[THE TASK] Please reproduce the records without any change, starting at their first line and stopping after the line that contains "candle-body [499,261,508,270]".

[SOURCE RECORDS]
⟨

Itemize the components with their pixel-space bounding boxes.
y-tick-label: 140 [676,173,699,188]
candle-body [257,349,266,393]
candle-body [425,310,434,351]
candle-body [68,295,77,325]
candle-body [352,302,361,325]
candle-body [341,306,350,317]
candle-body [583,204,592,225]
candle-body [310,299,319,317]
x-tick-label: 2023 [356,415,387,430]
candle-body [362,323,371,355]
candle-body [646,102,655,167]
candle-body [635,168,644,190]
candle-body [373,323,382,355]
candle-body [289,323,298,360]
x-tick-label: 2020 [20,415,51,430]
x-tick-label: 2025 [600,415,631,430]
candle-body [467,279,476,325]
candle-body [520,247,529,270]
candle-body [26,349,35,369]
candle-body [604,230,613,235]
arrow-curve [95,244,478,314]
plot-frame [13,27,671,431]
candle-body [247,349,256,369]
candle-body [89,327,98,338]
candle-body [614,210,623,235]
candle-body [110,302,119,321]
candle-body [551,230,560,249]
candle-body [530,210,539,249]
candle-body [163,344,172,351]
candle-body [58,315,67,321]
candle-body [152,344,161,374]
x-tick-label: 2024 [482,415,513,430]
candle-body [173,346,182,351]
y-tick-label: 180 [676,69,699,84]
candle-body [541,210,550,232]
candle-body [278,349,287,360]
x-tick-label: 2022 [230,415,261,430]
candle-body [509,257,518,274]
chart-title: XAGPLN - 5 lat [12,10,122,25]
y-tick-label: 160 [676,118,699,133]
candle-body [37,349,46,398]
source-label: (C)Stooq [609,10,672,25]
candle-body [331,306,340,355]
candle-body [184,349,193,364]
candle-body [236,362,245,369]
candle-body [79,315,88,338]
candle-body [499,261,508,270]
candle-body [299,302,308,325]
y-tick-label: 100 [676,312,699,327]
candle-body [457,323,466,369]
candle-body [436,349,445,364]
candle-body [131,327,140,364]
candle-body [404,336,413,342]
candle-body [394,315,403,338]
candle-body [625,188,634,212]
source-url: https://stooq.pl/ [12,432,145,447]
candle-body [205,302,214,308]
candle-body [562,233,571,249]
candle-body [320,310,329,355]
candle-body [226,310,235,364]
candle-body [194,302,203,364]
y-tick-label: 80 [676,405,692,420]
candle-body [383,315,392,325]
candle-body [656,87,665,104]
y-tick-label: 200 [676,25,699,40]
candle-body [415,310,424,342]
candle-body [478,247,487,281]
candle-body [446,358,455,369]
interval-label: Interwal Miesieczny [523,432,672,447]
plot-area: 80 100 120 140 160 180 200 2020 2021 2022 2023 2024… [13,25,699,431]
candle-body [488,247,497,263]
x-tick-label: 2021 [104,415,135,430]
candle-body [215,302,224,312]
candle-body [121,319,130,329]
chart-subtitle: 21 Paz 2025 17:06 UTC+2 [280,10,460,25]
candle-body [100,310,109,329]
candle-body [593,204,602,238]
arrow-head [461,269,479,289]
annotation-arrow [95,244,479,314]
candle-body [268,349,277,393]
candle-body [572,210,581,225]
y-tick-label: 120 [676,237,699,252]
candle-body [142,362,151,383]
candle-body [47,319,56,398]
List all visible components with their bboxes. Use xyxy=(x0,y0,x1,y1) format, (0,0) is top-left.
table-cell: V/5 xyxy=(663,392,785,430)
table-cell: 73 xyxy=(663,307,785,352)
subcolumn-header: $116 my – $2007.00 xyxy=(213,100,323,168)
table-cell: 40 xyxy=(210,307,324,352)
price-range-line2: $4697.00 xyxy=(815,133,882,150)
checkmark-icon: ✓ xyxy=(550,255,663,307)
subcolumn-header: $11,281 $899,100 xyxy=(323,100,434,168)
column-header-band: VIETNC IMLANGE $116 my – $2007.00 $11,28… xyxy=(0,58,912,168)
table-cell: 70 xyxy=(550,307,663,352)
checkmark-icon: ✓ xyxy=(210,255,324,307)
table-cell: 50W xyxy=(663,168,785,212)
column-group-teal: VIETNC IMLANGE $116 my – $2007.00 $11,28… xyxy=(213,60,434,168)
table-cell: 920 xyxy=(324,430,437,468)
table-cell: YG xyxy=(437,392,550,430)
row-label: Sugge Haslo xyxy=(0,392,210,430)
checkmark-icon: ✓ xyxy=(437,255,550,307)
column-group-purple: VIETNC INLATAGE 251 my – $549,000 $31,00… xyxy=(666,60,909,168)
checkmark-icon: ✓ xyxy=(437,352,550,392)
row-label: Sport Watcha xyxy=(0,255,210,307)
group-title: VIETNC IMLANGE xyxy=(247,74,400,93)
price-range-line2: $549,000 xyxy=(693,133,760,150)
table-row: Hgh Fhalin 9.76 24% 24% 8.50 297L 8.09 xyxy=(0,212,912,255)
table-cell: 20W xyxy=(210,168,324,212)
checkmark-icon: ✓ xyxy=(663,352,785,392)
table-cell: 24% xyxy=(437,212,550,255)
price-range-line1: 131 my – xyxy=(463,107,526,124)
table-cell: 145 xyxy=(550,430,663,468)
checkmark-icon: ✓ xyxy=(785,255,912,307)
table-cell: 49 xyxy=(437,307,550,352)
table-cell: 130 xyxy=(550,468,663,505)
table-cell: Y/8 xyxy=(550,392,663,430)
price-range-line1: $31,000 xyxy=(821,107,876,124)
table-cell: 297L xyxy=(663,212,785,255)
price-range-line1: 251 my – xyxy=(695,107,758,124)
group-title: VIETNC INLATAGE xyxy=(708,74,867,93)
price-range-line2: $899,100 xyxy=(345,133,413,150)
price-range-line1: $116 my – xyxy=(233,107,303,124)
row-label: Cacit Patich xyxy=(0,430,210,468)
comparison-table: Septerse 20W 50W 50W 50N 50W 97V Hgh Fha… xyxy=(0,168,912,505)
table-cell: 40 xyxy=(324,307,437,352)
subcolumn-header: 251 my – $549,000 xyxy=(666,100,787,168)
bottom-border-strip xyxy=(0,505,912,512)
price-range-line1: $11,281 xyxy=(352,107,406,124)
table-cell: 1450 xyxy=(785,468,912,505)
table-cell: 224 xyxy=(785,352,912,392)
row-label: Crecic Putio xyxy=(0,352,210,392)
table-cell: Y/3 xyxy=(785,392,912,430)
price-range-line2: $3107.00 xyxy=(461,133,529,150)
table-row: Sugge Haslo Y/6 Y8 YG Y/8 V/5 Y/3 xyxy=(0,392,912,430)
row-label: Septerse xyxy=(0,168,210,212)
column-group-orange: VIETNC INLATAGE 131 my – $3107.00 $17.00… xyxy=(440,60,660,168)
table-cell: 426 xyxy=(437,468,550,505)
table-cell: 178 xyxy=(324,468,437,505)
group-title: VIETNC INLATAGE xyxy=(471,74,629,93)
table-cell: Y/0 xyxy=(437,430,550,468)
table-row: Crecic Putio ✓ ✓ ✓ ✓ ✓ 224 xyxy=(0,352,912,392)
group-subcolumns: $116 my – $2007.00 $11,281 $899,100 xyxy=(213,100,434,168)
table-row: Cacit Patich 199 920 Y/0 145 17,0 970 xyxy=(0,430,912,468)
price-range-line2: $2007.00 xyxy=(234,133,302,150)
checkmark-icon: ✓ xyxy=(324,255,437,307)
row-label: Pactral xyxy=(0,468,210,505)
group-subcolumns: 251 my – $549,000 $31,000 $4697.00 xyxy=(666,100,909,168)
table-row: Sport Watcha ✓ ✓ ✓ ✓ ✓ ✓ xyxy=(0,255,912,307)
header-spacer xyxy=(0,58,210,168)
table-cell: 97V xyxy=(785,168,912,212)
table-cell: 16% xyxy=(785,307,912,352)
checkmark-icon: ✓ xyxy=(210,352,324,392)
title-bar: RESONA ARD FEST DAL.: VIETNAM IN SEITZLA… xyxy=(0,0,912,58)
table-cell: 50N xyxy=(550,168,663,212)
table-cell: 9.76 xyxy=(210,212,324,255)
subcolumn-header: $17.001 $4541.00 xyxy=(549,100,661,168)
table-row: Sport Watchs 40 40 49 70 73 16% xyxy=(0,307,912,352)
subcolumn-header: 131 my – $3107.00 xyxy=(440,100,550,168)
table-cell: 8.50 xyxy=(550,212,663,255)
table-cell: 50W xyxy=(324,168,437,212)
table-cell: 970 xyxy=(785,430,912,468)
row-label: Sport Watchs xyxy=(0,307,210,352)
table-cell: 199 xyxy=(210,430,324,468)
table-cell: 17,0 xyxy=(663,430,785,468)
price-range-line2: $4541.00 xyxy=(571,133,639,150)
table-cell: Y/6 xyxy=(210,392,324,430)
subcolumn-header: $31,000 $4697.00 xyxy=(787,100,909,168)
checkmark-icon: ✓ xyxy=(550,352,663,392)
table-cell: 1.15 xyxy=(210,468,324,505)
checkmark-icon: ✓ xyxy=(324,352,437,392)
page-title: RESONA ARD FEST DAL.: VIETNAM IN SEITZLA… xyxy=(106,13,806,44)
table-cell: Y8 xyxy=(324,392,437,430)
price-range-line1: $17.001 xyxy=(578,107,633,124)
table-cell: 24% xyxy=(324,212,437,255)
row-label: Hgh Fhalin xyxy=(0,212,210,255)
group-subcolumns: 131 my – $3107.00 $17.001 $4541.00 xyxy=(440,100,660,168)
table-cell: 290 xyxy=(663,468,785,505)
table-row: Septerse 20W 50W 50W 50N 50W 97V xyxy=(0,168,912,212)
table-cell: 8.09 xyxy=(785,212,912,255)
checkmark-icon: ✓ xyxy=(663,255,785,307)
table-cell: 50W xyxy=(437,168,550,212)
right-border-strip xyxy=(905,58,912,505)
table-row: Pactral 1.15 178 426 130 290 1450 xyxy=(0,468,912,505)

⟩

[EXERCISE RESULT]
Itemize the components with their pixel-space bounding boxes.
y-tick-label: 140 [676,173,699,188]
candle-body [257,349,266,393]
candle-body [425,310,434,351]
candle-body [68,295,77,325]
candle-body [352,302,361,325]
candle-body [341,306,350,317]
candle-body [583,204,592,225]
candle-body [310,299,319,317]
x-tick-label: 2023 [356,415,387,430]
candle-body [362,323,371,355]
candle-body [646,102,655,167]
candle-body [635,168,644,190]
candle-body [373,323,382,355]
candle-body [289,323,298,360]
x-tick-label: 2020 [20,415,51,430]
x-tick-label: 2025 [600,415,631,430]
candle-body [467,279,476,325]
candle-body [520,247,529,270]
candle-body [26,349,35,369]
candle-body [604,230,613,235]
arrow-curve [95,244,478,314]
plot-frame [13,27,671,431]
candle-body [247,349,256,369]
candle-body [89,327,98,338]
candle-body [614,210,623,235]
candle-body [110,302,119,321]
candle-body [551,230,560,249]
candle-body [530,210,539,249]
candle-body [163,344,172,351]
candle-body [58,315,67,321]
candle-body [152,344,161,374]
x-tick-label: 2024 [482,415,513,430]
candle-body [173,346,182,351]
y-tick-label: 180 [676,69,699,84]
candle-body [541,210,550,232]
candle-body [278,349,287,360]
x-tick-label: 2022 [230,415,261,430]
candle-body [509,257,518,274]
chart-title: XAGPLN - 5 lat [12,10,122,25]
y-tick-label: 160 [676,118,699,133]
candle-body [37,349,46,398]
source-label: (C)Stooq [609,10,672,25]
candle-body [331,306,340,355]
candle-body [184,349,193,364]
candle-body [236,362,245,369]
candle-body [79,315,88,338]
candle-body [499,261,508,270]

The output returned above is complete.